[[ INPUT RECORDS, beginning ]]

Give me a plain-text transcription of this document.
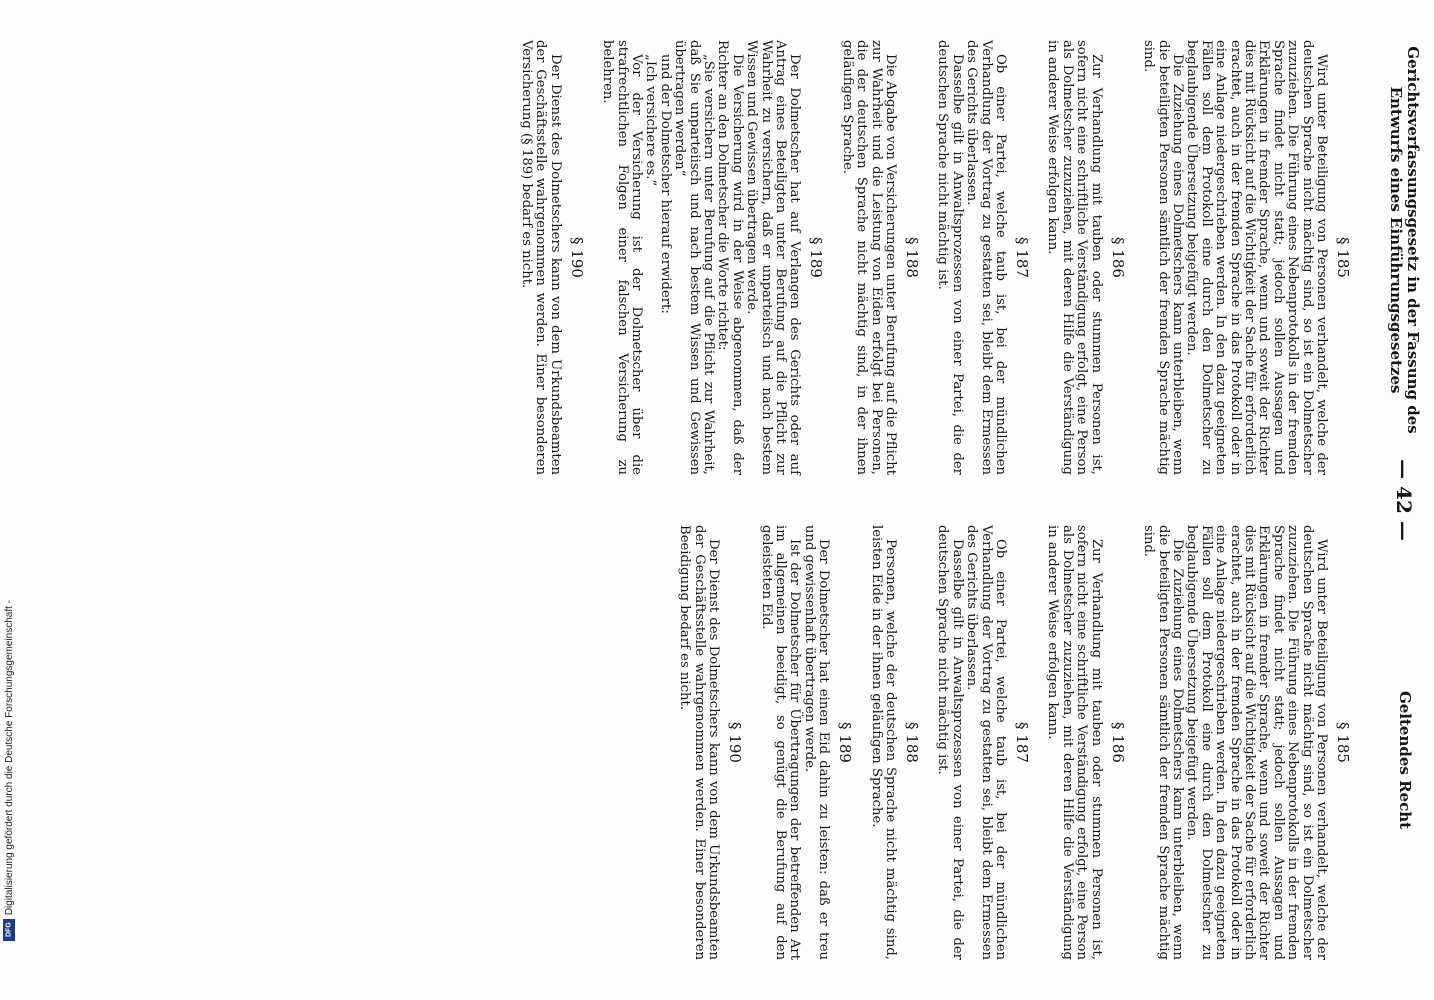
Gerichtsverfassungsgesetz in der Fassung des
Entwurfs eines Einführungsgesetzes
— 42 —
Geltendes Recht
§ 185

Wird unter Beteiligung von Personen verhandelt, welche der deutschen Sprache nicht mächtig sind, so ist ein Dolmetscher zuzuziehen. Die Führung eines Nebenprotokolls in der fremden Sprache findet nicht statt; jedoch sollen Aussagen und Erklärungen in fremder Sprache, wenn und soweit der Richter dies mit Rücksicht auf die Wichtigkeit der Sache für erforderlich erachtet, auch in der fremden Sprache in das Protokoll oder in eine Anlage niedergeschrieben werden. In den dazu geeigneten Fällen soll dem Protokoll eine durch den Dolmetscher zu beglaubigende Übersetzung beigefügt werden.

Die Zuziehung eines Dolmetschers kann unterbleiben, wenn die beteiligten Personen sämtlich der fremden Sprache mächtig sind.

§ 186

Zur Verhandlung mit tauben oder stummen Personen ist, sofern nicht eine schriftliche Verständigung erfolgt, eine Person als Dolmetscher zuzuziehen, mit deren Hilfe die Verständigung in anderer Weise erfolgen kann.

§ 187

Ob einer Partei, welche taub ist, bei der mündlichen Verhandlung der Vortrag zu gestatten sei, bleibt dem Ermessen des Gerichts überlassen.

Dasselbe gilt in Anwaltsprozessen von einer Partei, die der deutschen Sprache nicht mächtig ist.

§ 188

Die Abgabe von Versicherungen unter Berufung auf die Pflicht zur Wahrheit und die Leistung von Eiden erfolgt bei Personen, die der deutschen Sprache nicht mächtig sind, in der ihnen geläufigen Sprache.

§ 189

Der Dolmetscher hat auf Verlangen des Gerichts oder auf Antrag eines Beteiligten unter Berufung auf die Pflicht zur Wahrheit zu versichern, daß er unparteiisch und nach bestem Wissen und Gewissen übertragen werde.

Die Versicherung wird in der Weise abgenommen, daß der Richter an den Dolmetscher die Worte richtet:

„Sie versichern unter Berufung auf die Pflicht zur Wahrheit, daß Sie unparteiisch und nach bestem Wissen und Gewissen übertragen werden“

und der Dolmetscher hierauf erwidert:

„Ich versichere es.“

Vor der Versicherung ist der Dolmetscher über die strafrechtlichen Folgen einer falschen Versicherung zu belehren.

§ 190

Der Dienst des Dolmetschers kann von dem Urkundsbeamten der Geschäftsstelle wahrgenommen werden. Einer besonderen Versicherung (§ 189) bedarf es nicht.

§ 185

Wird unter Beteiligung von Personen verhandelt, welche der deutschen Sprache nicht mächtig sind, so ist ein Dolmetscher zuzuziehen. Die Führung eines Nebenprotokolls in der fremden Sprache findet nicht statt; jedoch sollen Aussagen und Erklärungen in fremder Sprache, wenn und soweit der Richter dies mit Rücksicht auf die Wichtigkeit der Sache für erforderlich erachtet, auch in der fremden Sprache in das Protokoll oder in eine Anlage niedergeschrieben werden. In den dazu geeigneten Fällen soll dem Protokoll eine durch den Dolmetscher zu beglaubigende Übersetzung beigefügt werden.

Die Zuziehung eines Dolmetschers kann unterbleiben, wenn die beteiligten Personen sämtlich der fremden Sprache mächtig sind.

§ 186

Zur Verhandlung mit tauben oder stummen Personen ist, sofern nicht eine schriftliche Verständigung erfolgt, eine Person als Dolmetscher zuzuziehen, mit deren Hilfe die Verständigung in anderer Weise erfolgen kann.

§ 187

Ob einer Partei, welche taub ist, bei der mündlichen Verhandlung der Vortrag zu gestatten sei, bleibt dem Ermessen des Gerichts überlassen.

Dasselbe gilt in Anwaltsprozessen von einer Partei, die der deutschen Sprache nicht mächtig ist.

§ 188

Personen, welche der deutschen Sprache nicht mächtig sind, leisten Eide in der ihnen geläufigen Sprache.

§ 189

Der Dolmetscher hat einen Eid dahin zu leisten: daß er treu und gewissenhaft übertragen werde.

Ist der Dolmetscher für Übertragungen der betreffenden Art im allgemeinen beeidigt, so genügt die Berufung auf den geleisteten Eid.

§ 190

Der Dienst des Dolmetschers kann von dem Urkundsbeamten der Geschäftsstelle wahrgenommen werden. Einer besonderen Beeidigung bedarf es nicht.

Digitalisierung gefördert durch die Deutsche Forschungsgemeinschaft -
DFG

[[ INPUT RECORDS, end ]]

● EXERCISE PROMPT:
Apart from the images, please copy every line of the data exactly as written.

● EXERCISE RESPONSE:
Give me a plain-text transcription of this document.
Gerichtsverfassungsgesetz in der Fassung des
Entwurfs eines Einführungsgesetzes
— 42 —
Geltendes Recht
§ 185

Wird unter Beteiligung von Personen verhandelt, welche der deutschen Sprache nicht mächtig sind, so ist ein Dolmetscher zuzuziehen. Die Führung eines Nebenprotokolls in der fremden Sprache findet nicht statt; jedoch sollen Aussagen und Erklärungen in fremder Sprache, wenn und soweit der Richter dies mit Rücksicht auf die Wichtigkeit der Sache für erforderlich erachtet, auch in der fremden Sprache in das Protokoll oder in eine Anlage niedergeschrieben werden. In den dazu geeigneten Fällen soll dem Protokoll eine durch den Dolmetscher zu beglaubigende Übersetzung beigefügt werden.

Die Zuziehung eines Dolmetschers kann unterbleiben, wenn die beteiligten Personen sämtlich der fremden Sprache mächtig sind.

§ 186

Zur Verhandlung mit tauben oder stummen Personen ist, sofern nicht eine schriftliche Verständigung erfolgt, eine Person als Dolmetscher zuzuziehen, mit deren Hilfe die Verständigung in anderer Weise erfolgen kann.

§ 187

Ob einer Partei, welche taub ist, bei der mündlichen Verhandlung der Vortrag zu gestatten sei, bleibt dem Ermessen des Gerichts überlassen.

Dasselbe gilt in Anwaltsprozessen von einer Partei, die der deutschen Sprache nicht mächtig ist.

§ 188

Die Abgabe von Versicherungen unter Berufung auf die Pflicht zur Wahrheit und die Leistung von Eiden erfolgt bei Personen, die der deutschen Sprache nicht mächtig sind, in der ihnen geläufigen Sprache.

§ 189

Der Dolmetscher hat auf Verlangen des Gerichts oder auf Antrag eines Beteiligten unter Berufung auf die Pflicht zur Wahrheit zu versichern, daß er unparteiisch und nach bestem Wissen und Gewissen übertragen werde.

Die Versicherung wird in der Weise abgenommen, daß der Richter an den Dolmetscher die Worte richtet:

„Sie versichern unter Berufung auf die Pflicht zur Wahrheit, daß Sie unparteiisch und nach bestem Wissen und Gewissen übertragen werden“

und der Dolmetscher hierauf erwidert:

„Ich versichere es.“

Vor der Versicherung ist der Dolmetscher über die strafrechtlichen Folgen einer falschen Versicherung zu belehren.

§ 190

Der Dienst des Dolmetschers kann von dem Urkundsbeamten der Geschäftsstelle wahrgenommen werden. Einer besonderen Versicherung (§ 189) bedarf es nicht.

§ 185

Wird unter Beteiligung von Personen verhandelt, welche der deutschen Sprache nicht mächtig sind, so ist ein Dolmetscher zuzuziehen. Die Führung eines Nebenprotokolls in der fremden Sprache findet nicht statt; jedoch sollen Aussagen und Erklärungen in fremder Sprache, wenn und soweit der Richter dies mit Rücksicht auf die Wichtigkeit der Sache für erforderlich erachtet, auch in der fremden Sprache in das Protokoll oder in eine Anlage niedergeschrieben werden. In den dazu geeigneten Fällen soll dem Protokoll eine durch den Dolmetscher zu beglaubigende Übersetzung beigefügt werden.

Die Zuziehung eines Dolmetschers kann unterbleiben, wenn die beteiligten Personen sämtlich der fremden Sprache mächtig sind.

§ 186

Zur Verhandlung mit tauben oder stummen Personen ist, sofern nicht eine schriftliche Verständigung erfolgt, eine Person als Dolmetscher zuzuziehen, mit deren Hilfe die Verständigung in anderer Weise erfolgen kann.

§ 187

Ob einer Partei, welche taub ist, bei der mündlichen Verhandlung der Vortrag zu gestatten sei, bleibt dem Ermessen des Gerichts überlassen.

Dasselbe gilt in Anwaltsprozessen von einer Partei, die der deutschen Sprache nicht mächtig ist.

§ 188

Personen, welche der deutschen Sprache nicht mächtig sind, leisten Eide in der ihnen geläufigen Sprache.

§ 189

Der Dolmetscher hat einen Eid dahin zu leisten: daß er treu und gewissenhaft übertragen werde.

Ist der Dolmetscher für Übertragungen der betreffenden Art im allgemeinen beeidigt, so genügt die Berufung auf den geleisteten Eid.

§ 190

Der Dienst des Dolmetschers kann von dem Urkundsbeamten der Geschäftsstelle wahrgenommen werden. Einer besonderen Beeidigung bedarf es nicht.

Digitalisierung gefördert durch die Deutsche Forschungsgemeinschaft -
DFG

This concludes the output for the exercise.